- Page -
Schneier, Journalist Poke Holes In TSA Policies
Fallen Andy points out an article in The Atlantic written by Jeffrey Goldberg. He and Bruce Schneier teamed up to put the TSA's policies to the test at the Minneapolis-St. Paul International Airport. They found plenty of evidence for security theater, and rather less for actual security. Quoting:
"'The whole system is designed to catch stupid terrorists,' Schneier told me. ... As I stood in the bathroom, ripping up boarding passes, waiting for the social network of male bathroom users to report my suspicious behavior, I decided to make myself as nervous as possible. I would try to pass through security with no ID, a fake boarding pass, and an Osama bin Laden T-shirt under my coat. I splashed water on my face to mimic sweat, put on a coat (it was a summer day), hid my driver's license, and approached security with a bogus boarding pass that Schneier had made for me. ... 'All right, you can go,' [an airport security supervisor] said, pointing me to the X-ray line. 'But let this be a lesson for you.'"
While he occasionally manages to pass on common sense to people who are confused by propaganda, he still manages to pass on the propaganda! Where this journalist is saying that TSA policies are not there to catch terrorists, they're just there to make people feel better, Schneier is giving advice on how to improve the policies to catch terrorists. They're not interested in catching terrorists Bruce!

- Problems and tasks -
1) Repeat the passage of the post on TSA policies between "While he occasionally" and "catching terrorists Bruce!", inclusive, substituting "practical advice" for "common sense".
2) According to the post on TSA policies, at which airport did Goldberg and Schneier put the TSA's policies to the test?

- Records supplied -
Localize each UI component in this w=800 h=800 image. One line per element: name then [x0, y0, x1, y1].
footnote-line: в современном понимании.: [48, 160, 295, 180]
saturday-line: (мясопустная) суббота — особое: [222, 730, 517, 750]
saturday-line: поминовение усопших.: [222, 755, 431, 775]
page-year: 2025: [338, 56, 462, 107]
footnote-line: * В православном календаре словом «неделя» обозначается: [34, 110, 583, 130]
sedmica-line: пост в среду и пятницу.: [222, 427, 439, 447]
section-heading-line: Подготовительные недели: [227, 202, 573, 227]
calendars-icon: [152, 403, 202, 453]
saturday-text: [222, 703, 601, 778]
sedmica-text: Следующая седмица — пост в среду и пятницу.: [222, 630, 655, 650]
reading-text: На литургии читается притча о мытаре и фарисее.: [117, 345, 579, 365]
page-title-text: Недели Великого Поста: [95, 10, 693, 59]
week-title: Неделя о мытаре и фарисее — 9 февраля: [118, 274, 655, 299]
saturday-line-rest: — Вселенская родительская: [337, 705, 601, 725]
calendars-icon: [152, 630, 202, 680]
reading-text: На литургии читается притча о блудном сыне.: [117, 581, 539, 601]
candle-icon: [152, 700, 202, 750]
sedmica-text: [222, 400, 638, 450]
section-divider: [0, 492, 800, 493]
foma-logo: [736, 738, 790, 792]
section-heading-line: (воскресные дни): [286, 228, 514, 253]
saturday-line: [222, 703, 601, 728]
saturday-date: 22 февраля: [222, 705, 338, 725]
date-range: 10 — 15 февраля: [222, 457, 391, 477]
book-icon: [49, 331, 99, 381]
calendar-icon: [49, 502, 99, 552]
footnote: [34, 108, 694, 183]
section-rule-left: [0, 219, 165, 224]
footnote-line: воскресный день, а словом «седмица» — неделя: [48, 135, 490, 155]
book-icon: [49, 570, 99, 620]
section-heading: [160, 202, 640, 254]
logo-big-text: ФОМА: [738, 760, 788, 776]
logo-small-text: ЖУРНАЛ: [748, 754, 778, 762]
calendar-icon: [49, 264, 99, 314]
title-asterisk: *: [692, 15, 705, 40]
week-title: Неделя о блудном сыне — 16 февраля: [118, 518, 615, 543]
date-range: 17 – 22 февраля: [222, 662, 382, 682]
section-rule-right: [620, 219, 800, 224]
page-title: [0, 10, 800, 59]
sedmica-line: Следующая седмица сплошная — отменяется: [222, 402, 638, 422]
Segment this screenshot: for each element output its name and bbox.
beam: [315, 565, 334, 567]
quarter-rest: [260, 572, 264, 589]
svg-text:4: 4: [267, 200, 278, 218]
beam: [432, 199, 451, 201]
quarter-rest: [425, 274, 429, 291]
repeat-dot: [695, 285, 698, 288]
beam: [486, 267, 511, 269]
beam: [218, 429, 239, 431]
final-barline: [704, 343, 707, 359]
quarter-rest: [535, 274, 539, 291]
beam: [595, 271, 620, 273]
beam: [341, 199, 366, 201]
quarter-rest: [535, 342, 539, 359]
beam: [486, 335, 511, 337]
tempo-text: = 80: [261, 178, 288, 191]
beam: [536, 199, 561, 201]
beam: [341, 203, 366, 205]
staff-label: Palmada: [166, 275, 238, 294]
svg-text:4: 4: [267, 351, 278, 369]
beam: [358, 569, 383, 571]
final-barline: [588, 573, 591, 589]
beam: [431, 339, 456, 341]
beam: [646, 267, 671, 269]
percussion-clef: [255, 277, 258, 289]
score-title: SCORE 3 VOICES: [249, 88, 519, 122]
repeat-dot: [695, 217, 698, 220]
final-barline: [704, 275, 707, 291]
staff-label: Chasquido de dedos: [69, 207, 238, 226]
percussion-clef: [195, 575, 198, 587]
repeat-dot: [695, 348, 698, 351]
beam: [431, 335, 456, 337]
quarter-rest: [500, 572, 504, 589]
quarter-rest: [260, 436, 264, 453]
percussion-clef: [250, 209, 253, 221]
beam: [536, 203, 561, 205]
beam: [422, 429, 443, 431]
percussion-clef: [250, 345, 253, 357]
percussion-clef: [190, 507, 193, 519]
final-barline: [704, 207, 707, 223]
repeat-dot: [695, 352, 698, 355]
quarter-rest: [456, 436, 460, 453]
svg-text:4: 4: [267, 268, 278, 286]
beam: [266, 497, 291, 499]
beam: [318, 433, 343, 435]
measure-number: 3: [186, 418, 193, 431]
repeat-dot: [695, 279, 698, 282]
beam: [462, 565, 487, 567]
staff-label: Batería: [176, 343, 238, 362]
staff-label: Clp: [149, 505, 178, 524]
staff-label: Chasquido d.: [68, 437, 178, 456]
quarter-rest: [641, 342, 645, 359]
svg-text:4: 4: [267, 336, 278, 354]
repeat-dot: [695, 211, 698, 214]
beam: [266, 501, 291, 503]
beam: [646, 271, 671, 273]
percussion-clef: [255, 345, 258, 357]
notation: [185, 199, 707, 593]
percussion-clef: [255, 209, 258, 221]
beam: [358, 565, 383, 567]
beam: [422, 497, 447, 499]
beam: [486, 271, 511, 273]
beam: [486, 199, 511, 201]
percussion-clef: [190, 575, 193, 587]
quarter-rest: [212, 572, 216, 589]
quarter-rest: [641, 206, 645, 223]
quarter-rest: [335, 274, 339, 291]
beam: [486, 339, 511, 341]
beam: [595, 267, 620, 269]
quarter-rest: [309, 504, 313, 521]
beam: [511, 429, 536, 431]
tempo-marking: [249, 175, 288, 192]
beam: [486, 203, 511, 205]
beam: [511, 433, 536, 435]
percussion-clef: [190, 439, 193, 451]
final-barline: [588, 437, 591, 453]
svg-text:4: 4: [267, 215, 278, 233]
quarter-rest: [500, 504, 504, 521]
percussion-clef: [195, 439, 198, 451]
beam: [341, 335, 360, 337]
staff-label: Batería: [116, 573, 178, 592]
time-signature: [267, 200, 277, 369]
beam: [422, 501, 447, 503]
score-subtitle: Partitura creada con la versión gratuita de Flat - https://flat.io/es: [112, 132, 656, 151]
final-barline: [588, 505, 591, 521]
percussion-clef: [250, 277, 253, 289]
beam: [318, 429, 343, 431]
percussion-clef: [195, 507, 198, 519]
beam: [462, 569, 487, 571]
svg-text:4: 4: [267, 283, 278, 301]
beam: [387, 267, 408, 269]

--

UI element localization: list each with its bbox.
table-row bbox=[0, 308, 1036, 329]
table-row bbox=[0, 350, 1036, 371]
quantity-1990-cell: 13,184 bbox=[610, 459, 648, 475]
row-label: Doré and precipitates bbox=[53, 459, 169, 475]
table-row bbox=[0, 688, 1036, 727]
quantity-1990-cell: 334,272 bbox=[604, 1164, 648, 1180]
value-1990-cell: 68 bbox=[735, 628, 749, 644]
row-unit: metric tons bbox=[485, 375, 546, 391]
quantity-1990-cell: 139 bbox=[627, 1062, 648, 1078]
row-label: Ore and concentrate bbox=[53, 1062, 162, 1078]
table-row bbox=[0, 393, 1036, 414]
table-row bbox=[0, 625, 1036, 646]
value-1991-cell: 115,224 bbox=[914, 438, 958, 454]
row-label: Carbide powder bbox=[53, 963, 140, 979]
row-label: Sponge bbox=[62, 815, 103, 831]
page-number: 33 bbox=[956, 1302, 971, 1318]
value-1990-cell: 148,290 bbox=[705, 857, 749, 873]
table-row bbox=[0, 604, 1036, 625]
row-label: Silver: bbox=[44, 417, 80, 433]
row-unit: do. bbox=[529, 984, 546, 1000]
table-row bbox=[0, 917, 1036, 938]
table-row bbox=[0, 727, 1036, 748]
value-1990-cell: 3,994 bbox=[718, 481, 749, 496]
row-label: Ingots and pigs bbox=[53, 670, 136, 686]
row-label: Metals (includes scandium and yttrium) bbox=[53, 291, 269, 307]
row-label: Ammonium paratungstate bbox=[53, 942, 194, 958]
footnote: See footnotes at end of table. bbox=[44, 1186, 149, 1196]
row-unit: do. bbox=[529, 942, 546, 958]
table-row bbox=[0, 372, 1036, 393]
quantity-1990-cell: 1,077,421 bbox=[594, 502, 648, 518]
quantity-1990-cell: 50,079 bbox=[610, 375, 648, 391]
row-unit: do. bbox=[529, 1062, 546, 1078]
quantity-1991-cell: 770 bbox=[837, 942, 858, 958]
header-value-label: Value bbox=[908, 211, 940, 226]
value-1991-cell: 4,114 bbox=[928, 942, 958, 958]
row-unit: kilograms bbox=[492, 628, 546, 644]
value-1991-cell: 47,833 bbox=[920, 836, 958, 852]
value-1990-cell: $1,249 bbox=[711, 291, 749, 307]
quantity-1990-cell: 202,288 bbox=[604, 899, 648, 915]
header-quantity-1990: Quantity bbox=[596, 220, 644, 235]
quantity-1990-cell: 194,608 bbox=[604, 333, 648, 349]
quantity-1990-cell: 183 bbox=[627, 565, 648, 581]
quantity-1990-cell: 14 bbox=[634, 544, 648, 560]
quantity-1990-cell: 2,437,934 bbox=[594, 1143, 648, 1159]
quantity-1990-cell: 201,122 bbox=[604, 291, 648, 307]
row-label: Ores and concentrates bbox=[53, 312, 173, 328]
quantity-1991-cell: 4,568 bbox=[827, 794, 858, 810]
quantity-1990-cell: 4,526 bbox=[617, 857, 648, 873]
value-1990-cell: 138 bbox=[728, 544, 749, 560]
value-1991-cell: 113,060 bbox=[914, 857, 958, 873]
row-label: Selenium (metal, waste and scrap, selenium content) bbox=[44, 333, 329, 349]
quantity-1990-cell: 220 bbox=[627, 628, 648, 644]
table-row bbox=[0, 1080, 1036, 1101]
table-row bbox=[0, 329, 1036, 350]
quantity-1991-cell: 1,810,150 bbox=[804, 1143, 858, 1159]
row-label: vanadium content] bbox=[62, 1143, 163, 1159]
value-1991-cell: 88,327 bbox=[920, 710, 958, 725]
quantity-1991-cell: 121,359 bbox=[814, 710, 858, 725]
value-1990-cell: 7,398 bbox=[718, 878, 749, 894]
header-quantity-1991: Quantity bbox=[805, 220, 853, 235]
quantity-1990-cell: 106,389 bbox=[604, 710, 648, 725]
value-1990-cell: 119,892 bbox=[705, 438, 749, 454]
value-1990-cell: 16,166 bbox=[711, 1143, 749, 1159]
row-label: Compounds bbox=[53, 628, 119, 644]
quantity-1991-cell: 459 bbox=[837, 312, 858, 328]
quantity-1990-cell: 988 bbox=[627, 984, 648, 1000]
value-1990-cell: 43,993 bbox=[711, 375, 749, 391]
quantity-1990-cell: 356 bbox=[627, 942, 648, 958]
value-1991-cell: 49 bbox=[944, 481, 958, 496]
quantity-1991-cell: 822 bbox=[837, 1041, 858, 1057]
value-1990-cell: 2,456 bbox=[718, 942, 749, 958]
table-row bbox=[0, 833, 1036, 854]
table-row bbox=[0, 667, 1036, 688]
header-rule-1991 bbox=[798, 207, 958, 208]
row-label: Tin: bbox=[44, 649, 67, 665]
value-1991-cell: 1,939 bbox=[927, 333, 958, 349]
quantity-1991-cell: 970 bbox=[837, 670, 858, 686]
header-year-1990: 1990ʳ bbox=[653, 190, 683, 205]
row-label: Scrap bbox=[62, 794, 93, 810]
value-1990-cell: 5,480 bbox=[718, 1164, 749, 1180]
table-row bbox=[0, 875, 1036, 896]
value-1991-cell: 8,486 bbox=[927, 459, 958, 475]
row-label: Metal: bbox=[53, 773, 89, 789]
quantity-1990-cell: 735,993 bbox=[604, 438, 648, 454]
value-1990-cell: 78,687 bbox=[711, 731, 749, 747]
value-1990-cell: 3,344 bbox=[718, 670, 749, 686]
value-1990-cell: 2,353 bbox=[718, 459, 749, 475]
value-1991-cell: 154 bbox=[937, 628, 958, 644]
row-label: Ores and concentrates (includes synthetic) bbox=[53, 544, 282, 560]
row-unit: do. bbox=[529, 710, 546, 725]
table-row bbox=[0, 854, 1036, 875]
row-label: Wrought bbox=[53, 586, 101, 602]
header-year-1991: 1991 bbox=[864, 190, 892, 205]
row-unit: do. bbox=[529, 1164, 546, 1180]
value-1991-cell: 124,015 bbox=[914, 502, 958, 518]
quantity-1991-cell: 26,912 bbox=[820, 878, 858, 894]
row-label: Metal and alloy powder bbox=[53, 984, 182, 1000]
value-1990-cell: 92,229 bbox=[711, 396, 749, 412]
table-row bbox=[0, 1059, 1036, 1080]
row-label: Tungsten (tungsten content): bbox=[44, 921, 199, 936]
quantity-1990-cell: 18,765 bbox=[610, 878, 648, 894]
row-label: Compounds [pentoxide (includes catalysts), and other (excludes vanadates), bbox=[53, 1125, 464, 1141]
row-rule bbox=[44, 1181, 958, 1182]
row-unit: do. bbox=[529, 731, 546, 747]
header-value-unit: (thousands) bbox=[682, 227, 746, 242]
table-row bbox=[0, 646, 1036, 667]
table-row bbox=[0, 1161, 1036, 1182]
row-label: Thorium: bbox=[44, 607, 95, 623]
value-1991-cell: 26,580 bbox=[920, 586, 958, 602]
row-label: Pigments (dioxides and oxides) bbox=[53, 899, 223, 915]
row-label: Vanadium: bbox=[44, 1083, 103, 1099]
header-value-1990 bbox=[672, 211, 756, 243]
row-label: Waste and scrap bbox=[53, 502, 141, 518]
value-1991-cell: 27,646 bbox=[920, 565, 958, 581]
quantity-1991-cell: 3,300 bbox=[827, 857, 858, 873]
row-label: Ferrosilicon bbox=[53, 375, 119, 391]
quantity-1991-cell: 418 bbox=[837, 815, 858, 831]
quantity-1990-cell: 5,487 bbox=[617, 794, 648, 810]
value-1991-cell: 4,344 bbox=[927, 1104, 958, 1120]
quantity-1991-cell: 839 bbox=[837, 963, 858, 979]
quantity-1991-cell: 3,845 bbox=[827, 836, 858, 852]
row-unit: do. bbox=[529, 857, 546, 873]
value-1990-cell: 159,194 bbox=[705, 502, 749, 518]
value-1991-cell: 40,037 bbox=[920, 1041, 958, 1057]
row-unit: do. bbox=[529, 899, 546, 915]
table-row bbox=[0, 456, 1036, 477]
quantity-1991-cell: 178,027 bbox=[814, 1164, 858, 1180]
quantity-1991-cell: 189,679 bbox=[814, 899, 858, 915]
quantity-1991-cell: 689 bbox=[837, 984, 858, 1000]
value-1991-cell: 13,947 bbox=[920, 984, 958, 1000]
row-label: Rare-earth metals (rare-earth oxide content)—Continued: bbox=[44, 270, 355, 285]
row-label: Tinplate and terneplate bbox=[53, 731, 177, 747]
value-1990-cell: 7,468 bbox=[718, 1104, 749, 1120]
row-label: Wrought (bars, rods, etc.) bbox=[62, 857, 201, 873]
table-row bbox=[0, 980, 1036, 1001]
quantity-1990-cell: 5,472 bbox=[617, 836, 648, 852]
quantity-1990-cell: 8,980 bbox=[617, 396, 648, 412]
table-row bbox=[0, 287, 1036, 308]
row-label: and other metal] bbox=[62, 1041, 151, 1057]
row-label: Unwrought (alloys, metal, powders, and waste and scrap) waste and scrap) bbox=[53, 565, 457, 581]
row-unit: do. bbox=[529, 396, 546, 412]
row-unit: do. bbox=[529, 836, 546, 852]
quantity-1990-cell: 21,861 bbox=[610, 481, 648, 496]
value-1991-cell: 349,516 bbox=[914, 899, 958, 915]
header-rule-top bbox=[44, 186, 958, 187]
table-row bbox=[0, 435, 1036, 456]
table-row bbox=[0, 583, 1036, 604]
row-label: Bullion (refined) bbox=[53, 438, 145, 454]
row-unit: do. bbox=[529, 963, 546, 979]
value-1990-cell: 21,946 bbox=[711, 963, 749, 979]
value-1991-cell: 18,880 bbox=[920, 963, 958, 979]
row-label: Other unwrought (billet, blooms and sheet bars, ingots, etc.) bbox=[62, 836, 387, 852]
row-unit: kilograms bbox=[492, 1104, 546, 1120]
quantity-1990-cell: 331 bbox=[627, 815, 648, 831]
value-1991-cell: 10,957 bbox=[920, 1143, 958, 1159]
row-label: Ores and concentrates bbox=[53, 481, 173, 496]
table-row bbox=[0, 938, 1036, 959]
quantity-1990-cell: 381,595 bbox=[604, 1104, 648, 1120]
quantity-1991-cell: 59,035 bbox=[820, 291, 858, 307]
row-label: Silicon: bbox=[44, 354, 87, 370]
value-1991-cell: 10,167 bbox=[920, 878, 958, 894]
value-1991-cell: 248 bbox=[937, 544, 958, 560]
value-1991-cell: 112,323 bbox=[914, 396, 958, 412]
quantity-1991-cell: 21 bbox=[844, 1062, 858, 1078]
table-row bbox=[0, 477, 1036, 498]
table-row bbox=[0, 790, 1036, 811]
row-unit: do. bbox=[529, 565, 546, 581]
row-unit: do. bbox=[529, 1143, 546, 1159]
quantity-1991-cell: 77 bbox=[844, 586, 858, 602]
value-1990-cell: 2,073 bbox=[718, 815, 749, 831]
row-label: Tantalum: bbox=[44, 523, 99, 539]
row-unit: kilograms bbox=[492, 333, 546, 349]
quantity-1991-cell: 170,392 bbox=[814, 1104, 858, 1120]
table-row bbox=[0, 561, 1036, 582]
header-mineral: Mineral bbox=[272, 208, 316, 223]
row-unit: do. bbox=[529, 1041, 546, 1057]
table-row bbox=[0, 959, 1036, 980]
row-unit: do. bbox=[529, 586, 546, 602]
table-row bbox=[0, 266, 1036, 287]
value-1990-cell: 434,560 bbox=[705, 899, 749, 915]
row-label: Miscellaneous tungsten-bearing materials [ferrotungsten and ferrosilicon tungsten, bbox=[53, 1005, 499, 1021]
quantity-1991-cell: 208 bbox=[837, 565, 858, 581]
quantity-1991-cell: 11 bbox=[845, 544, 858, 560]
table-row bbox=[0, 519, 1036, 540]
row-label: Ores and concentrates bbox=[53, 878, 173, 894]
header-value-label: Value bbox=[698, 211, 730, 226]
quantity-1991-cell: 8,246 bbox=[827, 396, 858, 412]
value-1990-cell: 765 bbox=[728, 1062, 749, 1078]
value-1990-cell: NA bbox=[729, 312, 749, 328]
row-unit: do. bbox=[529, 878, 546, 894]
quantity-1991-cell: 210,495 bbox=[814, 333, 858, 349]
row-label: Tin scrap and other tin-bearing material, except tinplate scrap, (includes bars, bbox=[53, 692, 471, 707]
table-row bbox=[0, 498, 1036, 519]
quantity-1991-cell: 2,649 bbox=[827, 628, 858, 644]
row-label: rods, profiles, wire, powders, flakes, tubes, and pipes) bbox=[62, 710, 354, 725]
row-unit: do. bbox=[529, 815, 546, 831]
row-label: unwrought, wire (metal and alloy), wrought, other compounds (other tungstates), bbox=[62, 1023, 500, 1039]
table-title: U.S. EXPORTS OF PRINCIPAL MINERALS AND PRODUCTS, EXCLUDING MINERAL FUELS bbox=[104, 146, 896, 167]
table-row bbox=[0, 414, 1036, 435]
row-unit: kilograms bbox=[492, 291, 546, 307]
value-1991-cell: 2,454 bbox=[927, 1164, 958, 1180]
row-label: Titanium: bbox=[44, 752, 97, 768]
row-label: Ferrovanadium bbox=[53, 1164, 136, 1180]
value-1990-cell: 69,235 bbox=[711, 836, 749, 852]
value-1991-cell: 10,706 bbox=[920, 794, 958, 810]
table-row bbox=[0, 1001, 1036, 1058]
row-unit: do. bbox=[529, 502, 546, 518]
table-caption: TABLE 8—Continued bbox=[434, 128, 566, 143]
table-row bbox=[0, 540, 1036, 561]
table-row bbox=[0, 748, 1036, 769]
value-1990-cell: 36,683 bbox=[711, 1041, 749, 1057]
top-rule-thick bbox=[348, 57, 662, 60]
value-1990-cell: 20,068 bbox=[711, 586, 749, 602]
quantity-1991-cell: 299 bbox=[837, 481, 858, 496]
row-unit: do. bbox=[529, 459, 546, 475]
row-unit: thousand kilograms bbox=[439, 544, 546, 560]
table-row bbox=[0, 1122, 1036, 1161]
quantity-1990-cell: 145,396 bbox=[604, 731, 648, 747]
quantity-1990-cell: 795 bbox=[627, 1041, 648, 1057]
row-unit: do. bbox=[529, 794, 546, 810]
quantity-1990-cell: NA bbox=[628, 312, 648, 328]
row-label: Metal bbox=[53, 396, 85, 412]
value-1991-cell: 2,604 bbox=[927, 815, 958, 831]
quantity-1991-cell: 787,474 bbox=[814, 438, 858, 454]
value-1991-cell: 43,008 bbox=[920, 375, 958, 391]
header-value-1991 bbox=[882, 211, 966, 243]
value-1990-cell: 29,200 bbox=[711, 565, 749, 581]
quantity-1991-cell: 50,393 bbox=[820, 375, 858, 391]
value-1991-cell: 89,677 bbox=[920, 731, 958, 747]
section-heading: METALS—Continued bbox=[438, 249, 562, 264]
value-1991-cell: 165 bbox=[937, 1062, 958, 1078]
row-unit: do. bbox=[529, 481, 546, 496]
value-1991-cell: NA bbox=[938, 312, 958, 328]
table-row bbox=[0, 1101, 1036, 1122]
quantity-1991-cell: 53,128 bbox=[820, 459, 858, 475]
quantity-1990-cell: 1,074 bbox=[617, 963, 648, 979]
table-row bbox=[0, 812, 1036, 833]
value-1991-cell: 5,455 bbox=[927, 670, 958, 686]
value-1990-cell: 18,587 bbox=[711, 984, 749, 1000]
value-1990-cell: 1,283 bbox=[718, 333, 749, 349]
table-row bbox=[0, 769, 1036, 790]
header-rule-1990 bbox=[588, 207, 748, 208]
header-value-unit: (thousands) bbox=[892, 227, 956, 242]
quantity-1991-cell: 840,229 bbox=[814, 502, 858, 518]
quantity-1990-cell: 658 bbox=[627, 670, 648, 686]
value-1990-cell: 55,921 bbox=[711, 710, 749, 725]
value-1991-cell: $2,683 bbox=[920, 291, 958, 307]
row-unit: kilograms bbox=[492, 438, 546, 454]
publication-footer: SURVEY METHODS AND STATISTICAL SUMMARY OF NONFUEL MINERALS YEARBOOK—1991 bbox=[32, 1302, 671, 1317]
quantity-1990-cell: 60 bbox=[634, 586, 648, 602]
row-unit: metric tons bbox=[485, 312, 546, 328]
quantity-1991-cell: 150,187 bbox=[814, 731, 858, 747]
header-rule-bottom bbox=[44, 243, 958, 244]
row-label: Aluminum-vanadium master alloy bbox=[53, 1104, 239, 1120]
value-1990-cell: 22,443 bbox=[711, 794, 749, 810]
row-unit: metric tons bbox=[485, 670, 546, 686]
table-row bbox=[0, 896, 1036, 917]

...

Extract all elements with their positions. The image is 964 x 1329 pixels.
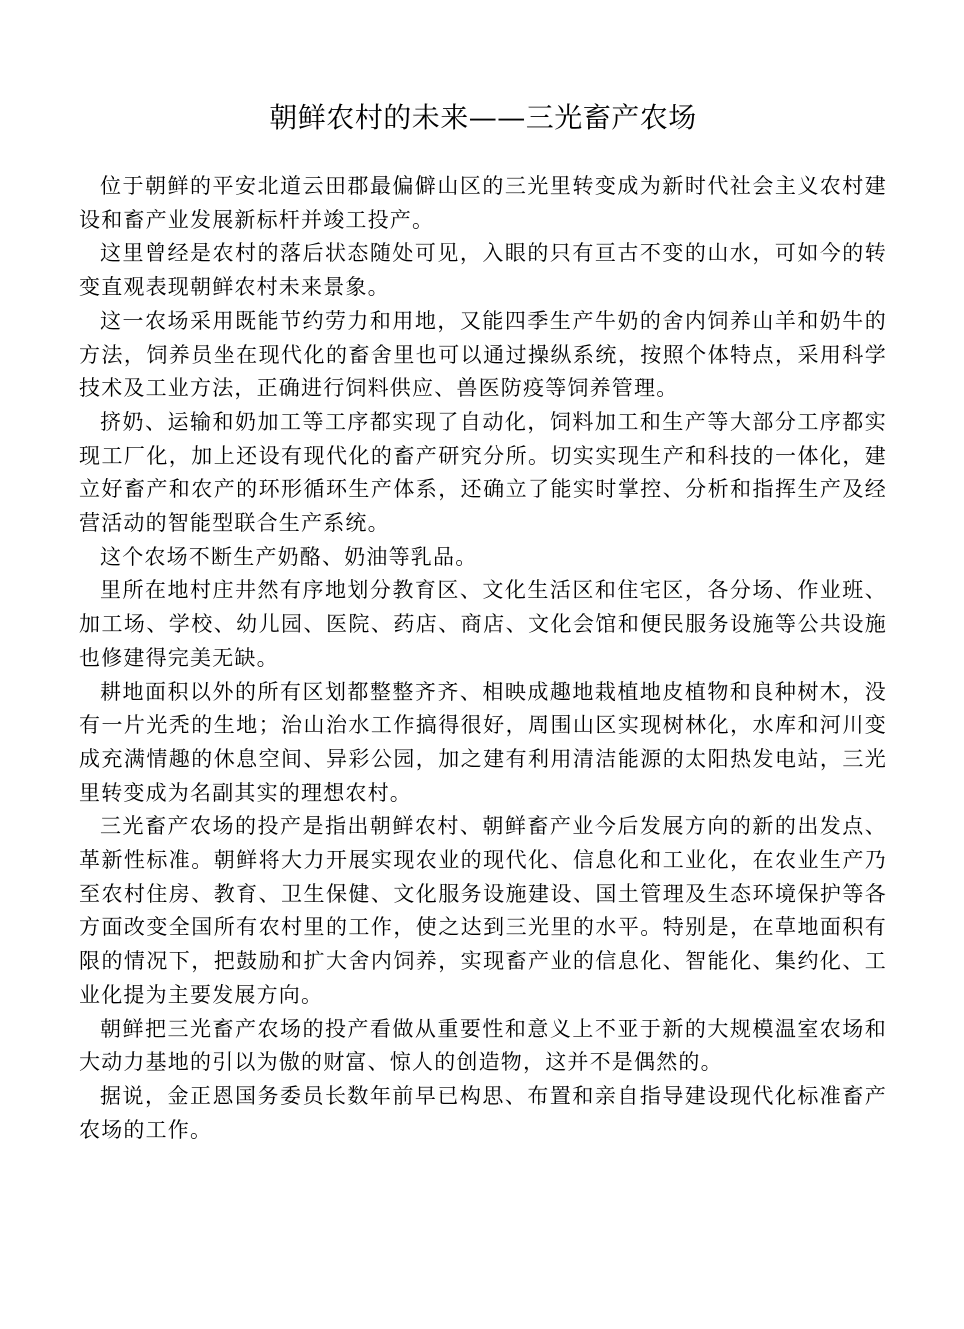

- Answers below -
1)
While he occasionally manages to pass on practical advice to people who are confused by propaganda, he still manages to pass on the propaganda! Where this journalist is saying that TSA policies are not there to catch terrorists, they're just there to make people feel better, Schneier is giving advice on how to improve the policies to catch terrorists. They're not interested in catching terrorists Bruce!

2) The Minneapolis-St. Paul International Airport.